--- START Provided entries ---

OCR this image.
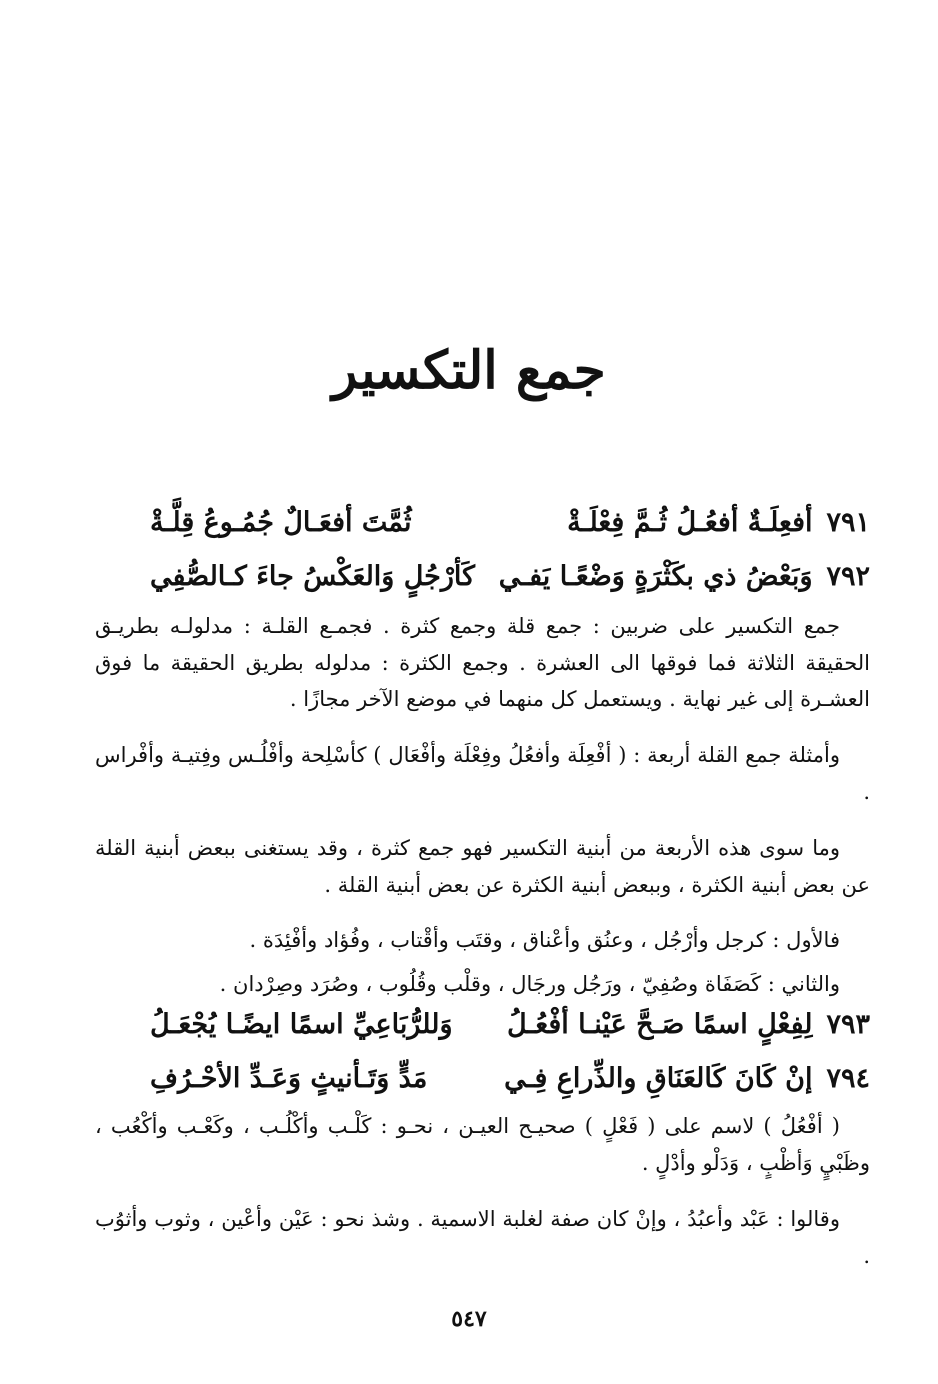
جمع التكسير
٧٩١
أفعِلَـةٌ أفعُـلُ ثُـمَّ فِعْلَـةْ
ثُمَّتَ أفعَـالٌ جُمُـوعُ قِلَّـةْ
٧٩٢
وَبَعْضُ ذي بكَثْرَةٍ وَضْعًـا يَفـي
كَأرْجُلٍ وَالعَكْسُ جاءَ كـالصُّفِي

جمع التكسير على ضربين : جمع قلة وجمع كثرة . فجمـع القلـة : مدلولـه بطريـق الحقيقة الثلاثة فما فوقها الى العشرة . وجمع الكثرة : مدلوله بطريق الحقيقة ما فوق العشـرة إلى غير نهاية . ويستعمل كل منهما في موضع الآخر مجازًا .

وأمثلة جمع القلة أربعة : ( أفْعِلَة وأفعُلُ وفِعْلَة وأفْعَال ) كأسْلِحة وأفْلُـس وفِتيـة وأفْراس .

وما سوى هذه الأربعة من أبنية التكسير فهو جمع كثرة ، وقد يستغنى ببعض أبنية القلة عن بعض أبنية الكثرة ، وببعض أبنية الكثرة عن بعض أبنية القلة .

فالأول : كرجل وأرْجُل ، وعنُق وأعْناق ، وقتَب وأقْتاب ، وفُؤاد وأفْئِدَة .

والثاني : كَصَفَاة وصُفِيّ ، ورَجُل ورجَال ، وقلْب وقُلُوب ، وصُرَد وصِرْدان .

٧٩٣
لِفِعْلٍ اسمًا صَـحَّ عَيْنـا أفْعُـلُ
وَللرُّبَاعِيِّ اسمًا ايضًـا يُجْعَـلُ
٧٩٤
إنْ كَانَ كَالعَنَاقِ والذِّراعِ فِـي
مَدٍّ وَتَـأنيثٍ وَعَـدِّ الأحْـرُفِ

( أفْعُلُ ) لاسم على ( فَعْلٍ ) صحيـح العيـن ، نحـو : كَلْـب وأكْلُـب ، وكَعْـب وأكْعُب ، وظَبْيٍ وَأظْبٍ ، وَدَلْو وأدْلٍ .

وقالوا : عَبْد وأعبُدُ ، وإنْ كان صفة لغلبة الاسمية . وشذ نحو : عَيْن وأعْين ، وثوب وأثوُب .

٥٤٧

--- END Provided entries ---

— Exercise aim —
Copy, from the material, each line that holds the string "القلة".

— The output —
وأمثلة جمع القلة أربعة : ( أفْعِلَة وأفعُلُ وفِعْلَة وأفْعَال ) كأسْلِحة وأفْلُـس وفِتيـة وأفْراس .
وما سوى هذه الأربعة من أبنية التكسير فهو جمع كثرة ، وقد يستغنى ببعض أبنية القلة عن بعض أبنية الكثرة ، وببعض أبنية الكثرة عن بعض أبنية القلة .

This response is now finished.